_Problem_
Tally up the lines carrying the string "text" and respond with only the resulting number.

# Supplied entries start

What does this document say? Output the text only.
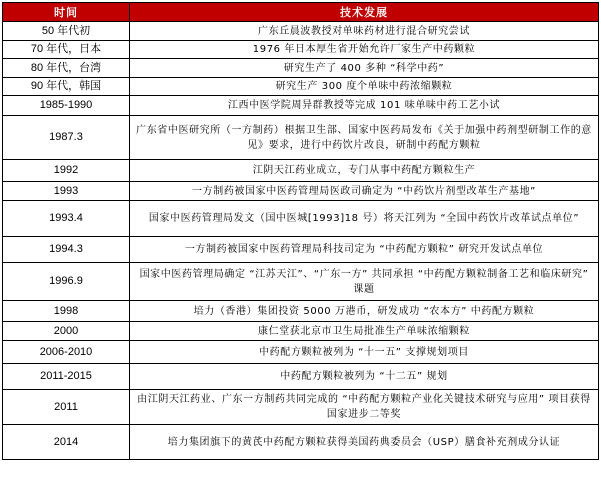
时间	技术发展
50 年代初	广东丘晨波教授对单味药材进行混合研究尝试
70 年代，日本	1976 年日本厚生省开始允许厂家生产中药颗粒
80 年代，台湾	研究生产了 400 多种 “科学中药”
90 年代，韩国	研究生产 300 度个单味中药浓缩颗粒
1985-1990	江西中医学院周异群教授等完成 101 味单味中药工艺小试
1987.3	广东省中医研究所（一方制药）根据卫生部、国家中医药局发布《关于加强中药剂型研制工作的意见》要求，进行中药饮片改良，研制中药配方颗粒
1992	江阴天江药业成立，专门从事中药配方颗粒生产
1993	一方制药被国家中医药管理局医政司确定为 “中药饮片剂型改革生产基地”
1993.4	国家中医药管理局发文（国中医城[1993]18 号）将天江列为 “全国中药饮片改革试点单位”
1994.3	一方制药被国家中医药管理局科技司定为 “中药配方颗粒” 研究开发试点单位
1996.9	国家中医药管理局确定 “江苏天江”、“广东一方” 共同承担 “中药配方颗粒制备工艺和临床研究” 课题
1998	培力（香港）集团投资 5000 万港币，研发成功 “农本方” 中药配方颗粒
2000	康仁堂获北京市卫生局批准生产单味浓缩颗粒
2006-2010	中药配方颗粒被列为 “十一五” 支撑规划项目
2011-2015	中药配方颗粒被列为 “十二五” 规划
2011	由江阴天江药业、广东一方制药共同完成的 “中药配方颗粒产业化关键技术研究与应用” 项目获得国家进步二等奖
2014	培力集团旗下的黄芪中药配方颗粒获得美国药典委员会（USP）膳食补充剂成分认证
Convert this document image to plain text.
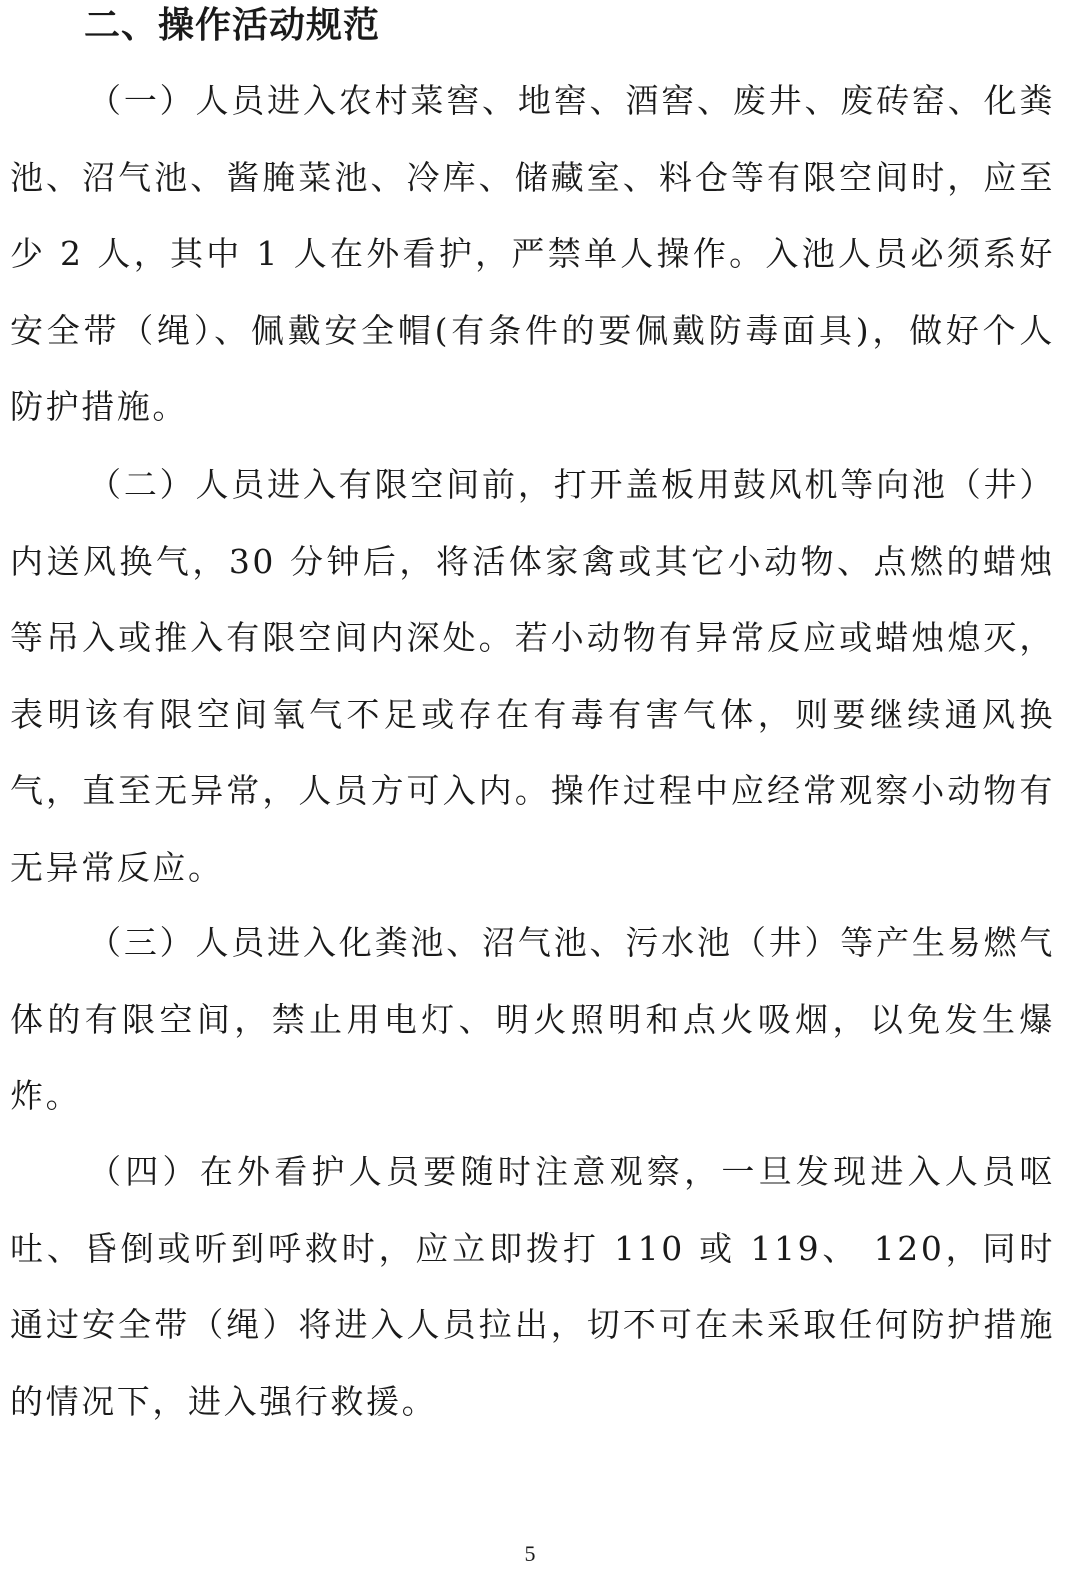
二、操作活动规范

（一）人员进入农村菜窖、地窖、酒窖、废井、废砖窑、化粪池、沼气池、酱腌菜池、冷库、储藏室、料仓等有限空间时，应至少 2 人，其中 1 人在外看护，严禁单人操作。入池人员必须系好安全带（绳）、佩戴安全帽(有条件的要佩戴防毒面具)，做好个人防护措施。

（二）人员进入有限空间前，打开盖板用鼓风机等向池（井）内送风换气，30 分钟后，将活体家禽或其它小动物、点燃的蜡烛等吊入或推入有限空间内深处。若小动物有异常反应或蜡烛熄灭，表明该有限空间氧气不足或存在有毒有害气体，则要继续通风换气，直至无异常，人员方可入内。操作过程中应经常观察小动物有无异常反应。

（三）人员进入化粪池、沼气池、污水池（井）等产生易燃气体的有限空间，禁止用电灯、明火照明和点火吸烟，以免发生爆炸。

（四）在外看护人员要随时注意观察，一旦发现进入人员呕吐、昏倒或听到呼救时，应立即拨打 110 或 119、 120，同时通过安全带（绳）将进入人员拉出，切不可在未采取任何防护措施的情况下，进入强行救援。

5
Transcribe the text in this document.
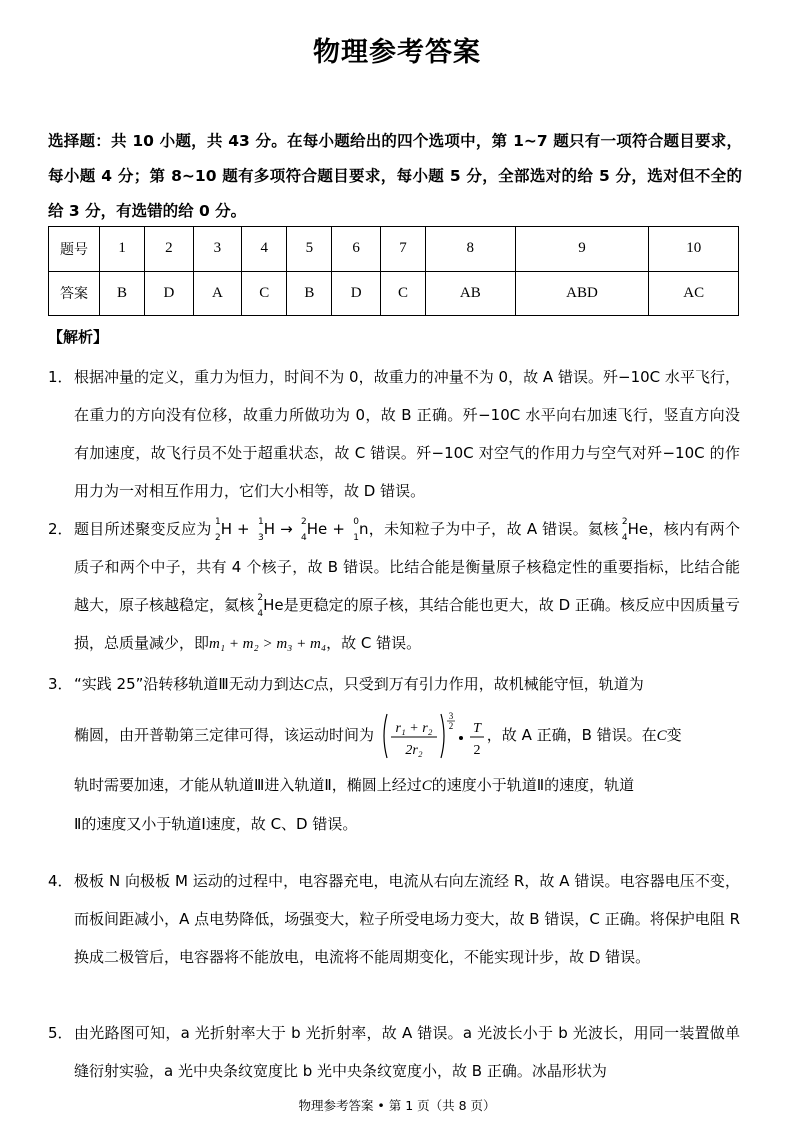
物理参考答案
选择题：共 10 小题，共 43 分。在每小题给出的四个选项中，第 1~7 题只有一项符合题目要求，每小题 4 分；第 8~10 题有多项符合题目要求，每小题 5 分，全部选对的给 5 分，选对但不全的给 3 分，有选错的给 0 分。
题号	1	2	3	4	5	6	7	8	9	10
答案	B	D	A	C	B	D	C	AB	ABD	AC
【解析】
1． 根据冲量的定义，重力为恒力，时间不为 0，故重力的冲量不为 0，故 A 错误。歼−10C 水平飞行，在重力的方向没有位移，故重力所做功为 0，故 B 正确。歼−10C 水平向右加速飞行，竖直方向没有加速度，故飞行员不处于超重状态，故 C 错误。歼−10C 对空气的作用力与空气对歼−10C 的作用力为一对相互作用力，它们大小相等，故 D 错误。
2． 题目所述聚变反应为 2
1 H + 3
1 H → 4
2 He + 1
0 n，未知粒子为中子，故 A 错误。氦核 4
2 He，核内有两个质子和两个中子，共有 4 个核子，故 B 错误。比结合能是衡量原子核稳定性的重要指标，比结合能越大，原子核越稳定，氦核 4
2 He是更稳定的原子核，其结合能也更大，故 D 正确。核反应中因质量亏损，总质量减少，即m₁ + m₂ > m₃ + m₄，故 C 错误。
3． “实践 25”沿转移轨道Ⅲ无动力到达C点，只受到万有引力作用，故机械能守恒，轨道为
椭圆，由开普勒第三定律可得，该运动时间为 r₁ + r₂
2r₂
3
2 T
2
，故 A 正确，B 错误。在C变
轨时需要加速，才能从轨道Ⅲ进入轨道Ⅱ，椭圆上经过C的速度小于轨道Ⅱ的速度，轨道
Ⅱ的速度又小于轨道Ⅰ速度，故 C、D 错误。
4． 极板 N 向极板 M 运动的过程中，电容器充电，电流从右向左流经 R，故 A 错误。电容器电压不变，而板间距减小，A 点电势降低，场强变大，粒子所受电场力变大，故 B 错误，C 正确。将保护电阻 R 换成二极管后，电容器将不能放电，电流将不能周期变化，不能实现计步，故 D 错误。
5． 由光路图可知，a 光折射率大于 b 光折射率，故 A 错误。a 光波长小于 b 光波长，用同一装置做单缝衍射实验，a 光中央条纹宽度比 b 光中央条纹宽度小，故 B 正确。冰晶形状为
物理参考答案 • 第 1 页（共 8 页）
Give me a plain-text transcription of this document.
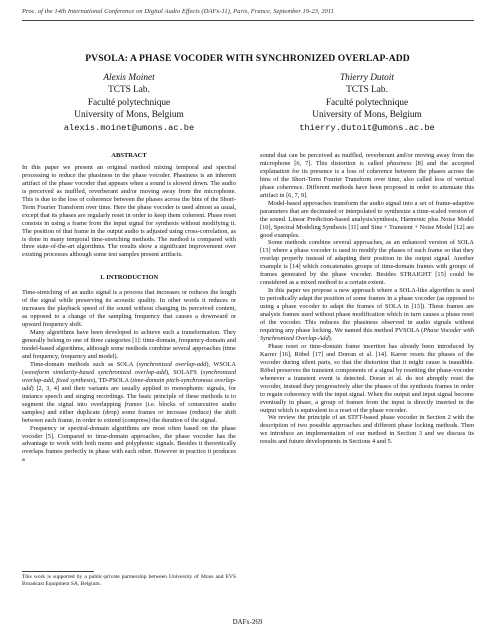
Proc. of the 14th International Conference on Digital Audio Effects (DAFx-11), Paris, France, September 19-23, 2011
PVSOLA: A PHASE VOCODER WITH SYNCHRONIZED OVERLAP-ADD
Alexis Moinet
TCTS Lab.
Faculté polytechnique
University of Mons, Belgium
alexis.moinet@umons.ac.be
Thierry Dutoit
TCTS Lab.
Faculté polytechnique
University of Mons, Belgium
thierry.dutoit@umons.ac.be

ABSTRACT

In this paper we present an original method mixing temporal and spectral processing to reduce the phasiness in the phase vocoder. Phasiness is an inherent artifact of the phase vocoder that appears when a sound is slowed down. The audio is perceived as muffled, reverberant and/or moving away from the microphone. This is due to the loss of coherence between the phases across the bins of the Short-Term Fourier Transform over time. Here the phase vocoder is used almost as usual, except that its phases are regularly reset in order to keep them coherent. Phase reset consists in using a frame from the input signal for synthesis without modifying it. The position of that frame in the output audio is adjusted using cross-correlation, as is done in many temporal time-stretching methods. The method is compared with three state-of-the-art algorithms. The results show a significant improvement over existing processes although some test samples present artifacts.

1. INTRODUCTION

Time-stretching of an audio signal is a process that increases or reduces the length of the signal while preserving its acoustic quality. In other words it reduces or increases the playback speed of the sound without changing its perceived content, as opposed to a change of the sampling frequency that causes a downward or upward frequency shift.

Many algorithms have been developed to achieve such a transformation. They generally belong to one of three categories [1]: time-domain, frequency-domain and model-based algorithms, although some methods combine several approaches (time and frequency, frequency and model).

Time-domain methods such as SOLA (synchronized overlap-add), WSOLA (waveform similarity-based synchronized overlap-add), SOLAFS (synchronized overlap-add, fixed synthesis), TD-PSOLA (time-domain pitch-synchronous overlap-add) [2, 3, 4] and their variants are usually applied to monophonic signals, for instance speech and singing recordings. The basic principle of these methods is to segment the signal into overlapping frames (i.e. blocks of consecutive audio samples) and either duplicate (drop) some frames or increase (reduce) the shift between each frame, in order to extend (compress) the duration of the signal.

Frequency or spectral-domain algorithms are most often based on the phase vocoder [5]. Compared to time-domain approaches, the phase vocoder has the advantage to work with both mono and polyphonic signals. Besides it theoretically overlaps frames perfectly in phase with each other. However in practice it produces a

This work is supported by a public-private partnership between University of Mons and EVS Broadcast Equipment SA, Belgium.

sound that can be perceived as muffled, reverberant and/or moving away from the microphone [6, 7]. This distortion is called phasiness [8] and the accepted explanation for its presence is a loss of coherence between the phases across the bins of the Short-Term Fourier Transform over time, also called loss of vertical phase coherence. Different methods have been proposed in order to attenuate this artifact in [6, 7, 9].

Model-based approaches transform the audio signal into a set of frame-adaptive parameters that are decimated or interpolated to synthesize a time-scaled version of the sound. Linear Prediction-based analysis/synthesis, Harmonic plus Noise Model [10], Spectral Modeling Synthesis [11] and Sine + Transient + Noise Model [12] are good examples.

Some methods combine several approaches, as an enhanced version of SOLA [13] where a phase vocoder is used to modify the phases of each frame so that they overlap properly instead of adapting their position in the output signal. Another example is [14] which concatenates groups of time-domain frames with groups of frames generated by the phase vocoder. Besides STRAIGHT [15] could be considered as a mixed method to a certain extent.

In this paper we propose a new approach where a SOLA-like algorithm is used to periodically adapt the position of some frames in a phase vocoder (as opposed to using a phase vocoder to adapt the frames of SOLA in [13]). These frames are analysis frames used without phase modification which in turn causes a phase reset of the vocoder. This reduces the phasiness observed in audio signals without requiring any phase locking. We named this method PVSOLA (Phase Vocoder with Synchronized Overlap-Add).

Phase reset or time-domain frame insertion has already been introduced by Karrer [16], Röbel [17] and Dorran et al. [14]. Karrer resets the phases of the vocoder during silent parts, so that the distortion that it might cause is inaudible. Röbel preserves the transient components of a signal by resetting the phase-vocoder whenever a transient event is detected. Doran et al. do not abruptly reset the vocoder, instead they progressively alter the phases of the synthesis frames in order to regain coherency with the input signal. When the output and input signal become eventually in phase, a group of frames from the input is directly inserted in the output which is equivalent to a reset of the phase vocoder.

We review the principle of an STFT-based phase vocoder in Section 2 with the description of two possible approaches and different phase locking methods. Then we introduce an implementation of our method in Section 3 and we discuss its results and future developments in Sections 4 and 5.

DAFx-269
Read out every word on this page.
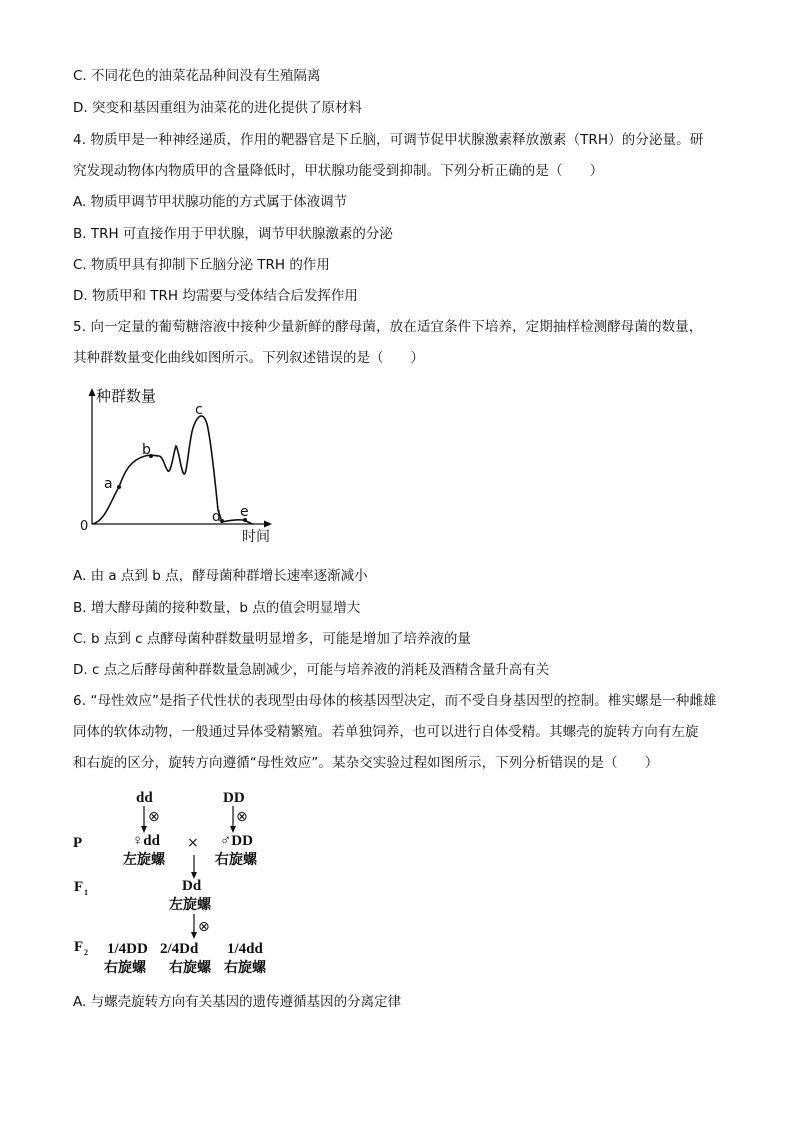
C. 不同花色的油菜花品种间没有生殖隔离
D. 突变和基因重组为油菜花的进化提供了原材料
4. 物质甲是一种神经递质，作用的靶器官是下丘脑，可调节促甲状腺激素释放激素（TRH）的分泌量。研
究发现动物体内物质甲的含量降低时，甲状腺功能受到抑制。下列分析正确的是（　　）
A. 物质甲调节甲状腺功能的方式属于体液调节
B. TRH 可直接作用于甲状腺，调节甲状腺激素的分泌
C. 物质甲具有抑制下丘脑分泌 TRH 的作用
D. 物质甲和 TRH 均需要与受体结合后发挥作用
5. 向一定量的葡萄糖溶液中接种少量新鲜的酵母菌，放在适宜条件下培养，定期抽样检测酵母菌的数量，
其种群数量变化曲线如图所示。下列叙述错误的是（　　）
种群数量
时间
0
a
b
c
d e
A. 由 a 点到 b 点，酵母菌种群增长速率逐渐减小
B. 增大酵母菌的接种数量，b 点的值会明显增大
C. b 点到 c 点酵母菌种群数量明显增多，可能是增加了培养液的量
D. c 点之后酵母菌种群数量急剧减少，可能与培养液的消耗及酒精含量升高有关
6. “母性效应”是指子代性状的表现型由母体的核基因型决定，而不受自身基因型的控制。椎实螺是一种雌雄
同体的软体动物，一般通过异体受精繁殖。若单独饲养，也可以进行自体受精。其螺壳的旋转方向有左旋
和右旋的区分，旋转方向遵循“母性效应”。某杂交实验过程如图所示，下列分析错误的是（　　）
dd	DD
⊗	⊗
P	♀dd × ♂DD
左旋螺	右旋螺
F 1	Dd
左旋螺
⊗
F 2 1/4DD 2/4Dd 1/4dd
右旋螺 右旋螺 右旋螺
A. 与螺壳旋转方向有关基因的遗传遵循基因的分离定律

# Supplied entries end

_Output_
4